Kuala Lumpur & Penang

[This is a follow up to ‘Train Troubles’ – the first solo weekend trip I took to Malaysia]

As it turns out, I was slightly disappointed with KL. Without a local to show you around the suburbs, you spend most of your time on public transport or navigating between air con in the malls. And there are a lot of malls. It’s really just like Singapore in that there’s so much emphasis on malls and ‘brand shopping’ – albeit at one third the price. There is at least decent food but most of it is tucked away behind an hour or two on public transport. Next time: find some locals! I can at least recommend the Batu Caves and Chow Kit market, however. The Batu caves are a seriously impressive series of caves in the middle of KL which were turned into a large temple. There’s something like 272 steps to reach the top of first temple, and plenty of monkeys playing around the whole area. Definitely worth seeing.

[MATERIAL PROVIDED]
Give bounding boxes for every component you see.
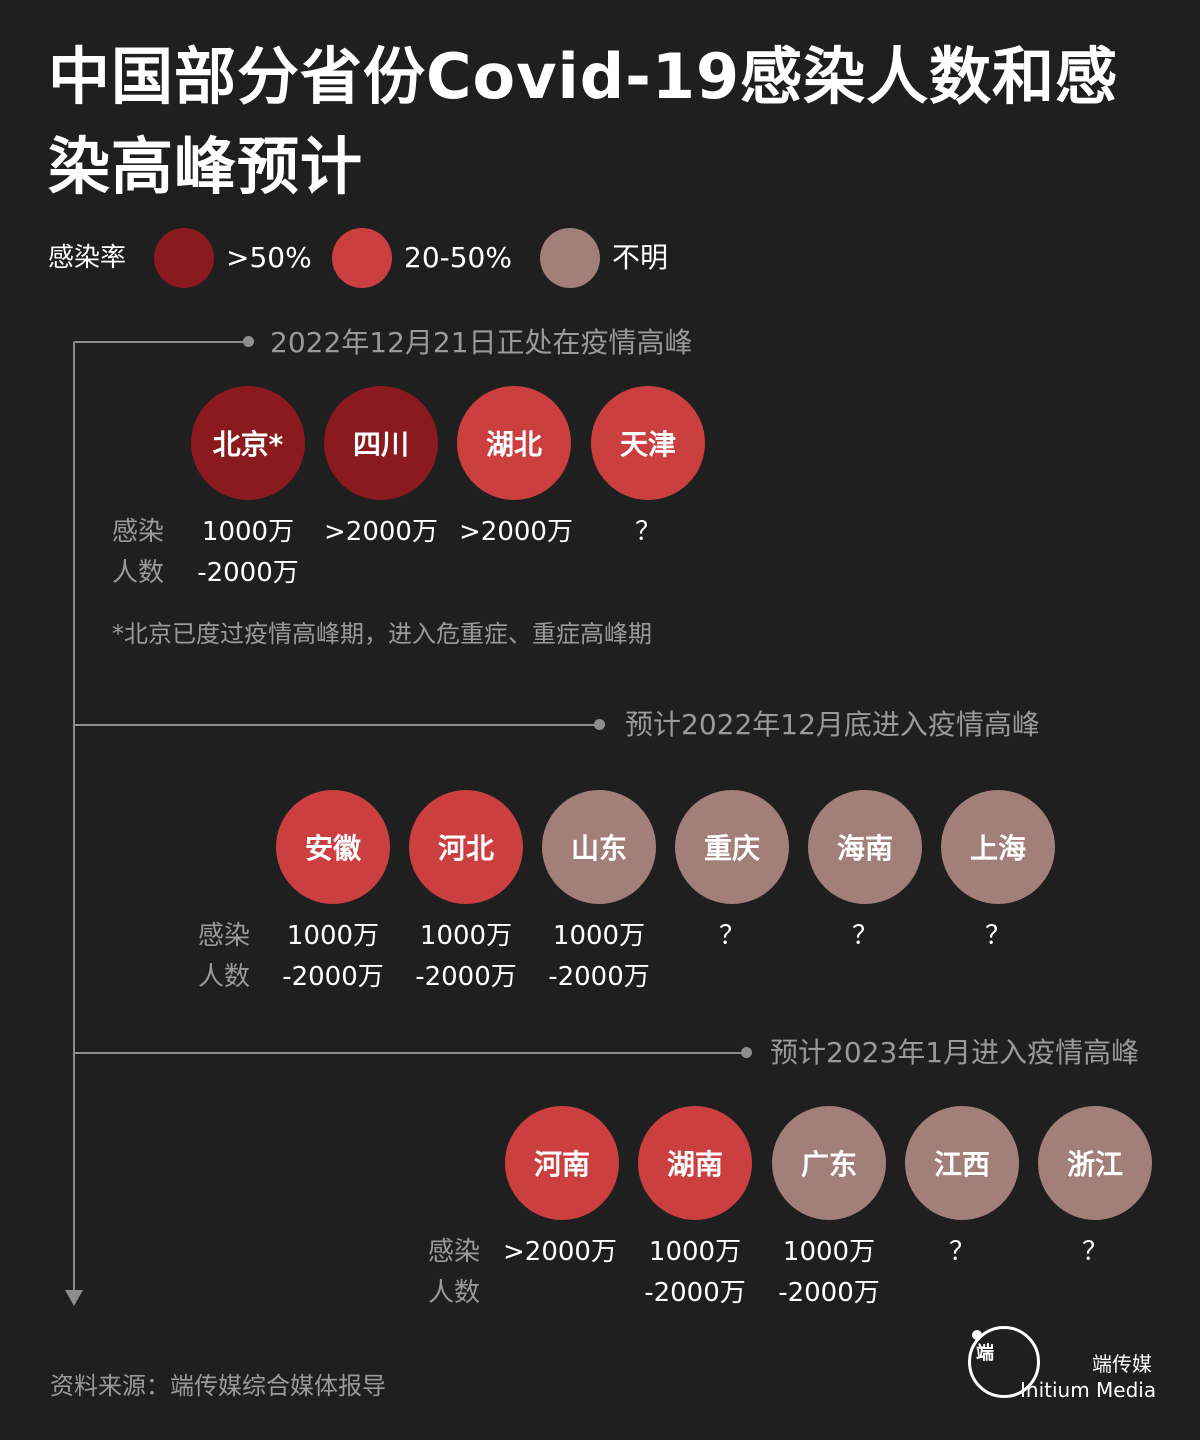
brand-name-en: Initium Media — [1020, 1378, 1157, 1402]
province-circle: 湖北 — [457, 386, 571, 500]
brand-logo-icon — [968, 1326, 1040, 1398]
infected-value: 1000万 -2000万 — [548, 921, 650, 992]
phase-3-dot — [741, 1047, 752, 1058]
province-circle: 北京* — [191, 386, 305, 500]
infected-value: ？ — [634, 517, 661, 547]
legend-text-mid: 20-50% — [404, 241, 512, 274]
infected-value: 1000万 -2000万 — [644, 1237, 746, 1308]
province-circle: 湖南 — [638, 1106, 752, 1220]
footnote: *北京已度过疫情高峰期，进入危重症、重症高峰期 — [112, 620, 652, 648]
source-credit: 资料来源：端传媒综合媒体报导 — [50, 1372, 386, 1400]
infected-value: >2000万 — [503, 1237, 617, 1267]
phase-2-dot — [594, 719, 605, 730]
province-circle: 江西 — [905, 1106, 1019, 1220]
province-circle: 山东 — [542, 790, 656, 904]
province-circle: 四川 — [324, 386, 438, 500]
legend-label: 感染率 — [48, 243, 127, 273]
brand-name-cn: 端传媒 — [1092, 1352, 1152, 1376]
province-circle: 河南 — [505, 1106, 619, 1220]
infected-row-label: 感染 人数 — [112, 517, 165, 588]
phase-1-dot — [243, 336, 254, 347]
infected-value: 1000万 -2000万 — [778, 1237, 880, 1308]
province-circle: 天津 — [591, 386, 705, 500]
infected-value: >2000万 — [324, 517, 438, 547]
phase-1-label: 2022年12月21日正处在疫情高峰 — [270, 326, 693, 359]
timeline-axis — [73, 342, 75, 1294]
province-circle: 上海 — [941, 790, 1055, 904]
infected-row-label: 感染 人数 — [198, 921, 251, 992]
legend-swatch-high — [154, 228, 214, 288]
page-title: 中国部分省份Covid-19感染人数和感染高峰预计 — [48, 40, 1119, 203]
phase-3-label: 预计2023年1月进入疫情高峰 — [770, 1036, 1140, 1069]
phase-1-connector — [74, 341, 248, 343]
infected-value: 1000万 -2000万 — [197, 517, 299, 588]
legend-swatch-unknown — [540, 228, 600, 288]
infected-value: >2000万 — [459, 517, 573, 547]
province-circle: 海南 — [808, 790, 922, 904]
province-circle: 浙江 — [1038, 1106, 1152, 1220]
province-circle: 安徽 — [276, 790, 390, 904]
phase-2-connector — [74, 724, 600, 726]
infected-value: ？ — [1081, 1237, 1108, 1267]
phase-3-connector — [74, 1052, 748, 1054]
infected-value: ？ — [984, 921, 1011, 951]
infected-value: ？ — [851, 921, 878, 951]
infected-value: 1000万 -2000万 — [282, 921, 384, 992]
province-circle: 河北 — [409, 790, 523, 904]
legend-swatch-mid — [332, 228, 392, 288]
infected-row-label: 感染 人数 — [428, 1237, 481, 1308]
brand-logo-glyph: 端 — [976, 1343, 994, 1364]
legend-text-high: >50% — [226, 241, 312, 274]
province-circle: 广东 — [772, 1106, 886, 1220]
brand-logo-dot — [972, 1330, 982, 1340]
infected-value: 1000万 -2000万 — [415, 921, 517, 992]
infected-value: ？ — [718, 921, 745, 951]
legend-text-unknown: 不明 — [612, 241, 669, 274]
province-circle: 重庆 — [675, 790, 789, 904]
phase-2-label: 预计2022年12月底进入疫情高峰 — [625, 708, 1040, 741]
timeline-arrow-icon — [65, 1290, 83, 1306]
infected-value: ？ — [948, 1237, 975, 1267]
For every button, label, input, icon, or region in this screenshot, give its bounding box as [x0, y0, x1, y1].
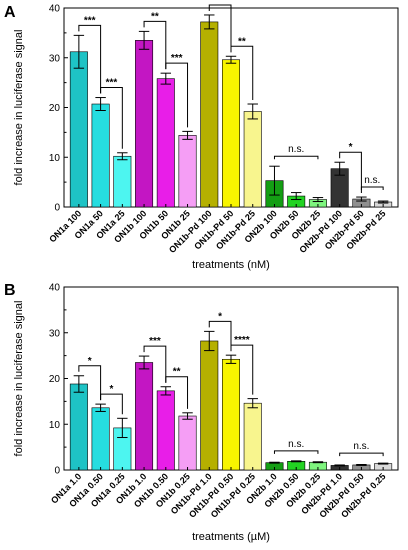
- panel-a-bar: [222, 59, 240, 208]
- panel-a-y-tick-label: 0: [54, 203, 60, 214]
- panel-a-bar: [200, 21, 219, 208]
- panel-a-significance-bracket: [165, 62, 189, 128]
- panel-b-significance-label: *: [218, 311, 222, 322]
- panel-a-significance-label: n.s.: [364, 175, 380, 186]
- panel-a-x-axis-label: treatments (nM): [192, 259, 270, 271]
- panel-b-bar: [243, 402, 262, 471]
- panel-b-bar: [91, 407, 110, 471]
- panel-b: B fold increase in luciferase signal tre…: [4, 282, 399, 543]
- panel-a-significance-bracket: [230, 45, 254, 101]
- panel-b-significance-bracket: [230, 344, 254, 395]
- panel-a-letter: A: [4, 4, 16, 21]
- panel-b-x-axis-label: treatments (µM): [192, 531, 270, 543]
- panel-a-significance-label: *: [218, 0, 222, 6]
- panel-a-significance-label: **: [238, 36, 246, 47]
- panel-b-y-tick-label: 20: [49, 374, 61, 385]
- panel-b-significance-bracket: [208, 320, 232, 352]
- panel-b-y-tick-label: 0: [54, 466, 60, 477]
- panel-b-y-tick-label: 40: [49, 283, 61, 294]
- panel-a-bar: [135, 40, 154, 208]
- panel-b-bar: [156, 390, 175, 471]
- panel-a-y-tick-label: 40: [49, 4, 61, 15]
- panel-a-bar: [178, 135, 197, 208]
- panel-a-y-tick-label: 20: [49, 103, 61, 114]
- panel-a-significance-label: *: [349, 142, 353, 153]
- panel-b-letter: B: [4, 282, 16, 299]
- panel-b-significance-label: n.s.: [353, 441, 369, 452]
- panel-b-significance-label: **: [173, 367, 181, 378]
- panel-b-significance-bracket: [78, 365, 102, 401]
- panel-a-significance-bracket: [273, 155, 319, 160]
- panel-a-significance-bracket: [100, 87, 123, 149]
- panel-b-y-tick-label: 30: [49, 328, 61, 339]
- panel-a-y-tick-label: 30: [49, 53, 61, 64]
- panel-b-y-axis-label: fold increase in luciferase signal: [13, 301, 25, 457]
- panel-b-significance-bracket: [143, 345, 167, 383]
- panel-a-significance-bracket: [339, 151, 362, 194]
- panel-a-bar: [91, 103, 110, 208]
- panel-b-significance-bracket: [339, 452, 384, 457]
- panel-b-significance-bracket: [100, 393, 123, 415]
- panel-a-significance-bracket: [143, 20, 167, 70]
- panel-a-y-axis-label: fold increase in luciferase signal: [13, 30, 25, 186]
- panel-a-bar: [243, 111, 262, 208]
- panel-a-y-tick-label: 10: [49, 153, 61, 164]
- panel-b-significance-label: ****: [234, 335, 250, 346]
- panel-a-significance-label: ***: [84, 15, 96, 26]
- panel-b-significance-label: *: [110, 384, 114, 395]
- panel-a-significance-bracket: [78, 24, 102, 94]
- panel-a-significance-label: ***: [106, 78, 118, 89]
- panel-a-significance-bracket: [360, 186, 384, 191]
- panel-a-significance-label: ***: [171, 53, 183, 64]
- panel-b-significance-label: n.s.: [288, 439, 304, 450]
- panel-b-significance-bracket: [273, 450, 319, 454]
- panel-b-y-tick-label: 10: [49, 420, 61, 431]
- panel-a-significance-bracket: [208, 4, 232, 53]
- panel-b-bar: [135, 362, 154, 471]
- panel-a-bar: [69, 51, 88, 208]
- panel-a-significance-label: n.s.: [288, 144, 304, 155]
- panel-a-significance-label: **: [151, 11, 159, 22]
- panel-b-bar: [178, 415, 197, 471]
- panel-b-bar: [222, 358, 240, 471]
- panel-b-bar: [200, 340, 219, 471]
- panel-b-significance-label: ***: [149, 336, 161, 347]
- panel-a-bar: [113, 155, 132, 208]
- panel-b-significance-label: *: [88, 356, 92, 367]
- panel-a-bar: [156, 78, 175, 208]
- panel-b-significance-bracket: [165, 376, 189, 409]
- panel-b-bar: [69, 383, 88, 471]
- panel-a: A fold increase in luciferase signal tre…: [4, 0, 399, 271]
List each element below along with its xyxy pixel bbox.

[PROBLEMS]
**1.** Name every place mentioned in the travel post about Kuala Lumpur and Penang, counting Kuala Lumpur and KL as one.
**2.** Extend the travel post about Kuala Lumpur and Penang, starting after its last sentence.

[SOLVED TASKS]
**1.** Kuala Lumpur, Penang, Malaysia, Singapore, the Batu Caves, Chow Kit market

**2.**
Walking around Chow Kit market felt like being in a completely different city – you’re instantly transported from glistening malls and branded stores to what feels like ‘real’ Malaysia (as their tourism campaign would have you believe, “Truly Asia”). There are stray cats, mysterious puddles of motor oil/urine on the streets, and foreigners are uncommon enough to be stared at, as I found out. There are old aunties doing their daily shopping, haggling for rambutan and other unidentifiable fruit, vendors selling cendol in a cup by the roadside, and of course the ubiquitous meat-on-a-stick. There are stalls with an entire dissected cow – everything is sold: brain, innards, hooves – you could practically reassemble the animal with a little Frankenstein magic.

Back at the train station, I met a group of other backpackers who were taking the same train to Penang as me. We had all booked too late, when there were only upright seats left for an overnight train. The result? Very little sleep. I think they turned the air-con up high enough to solve global ‘warming’… It seems like everywhere in Asia the air-con is way too strong, as if they have to counterbalance the heat by blasting 16C air. The group I met consisted of two girls from England, a Kiwi, two other Australians and two English backpackers who were so generic they seemed to be replaced by another pair every time we met. Turns out just a few weeks in Asia turns everyone into drug addicts, as they all popped three or four Valium and got straight to sleep, despite the chairs.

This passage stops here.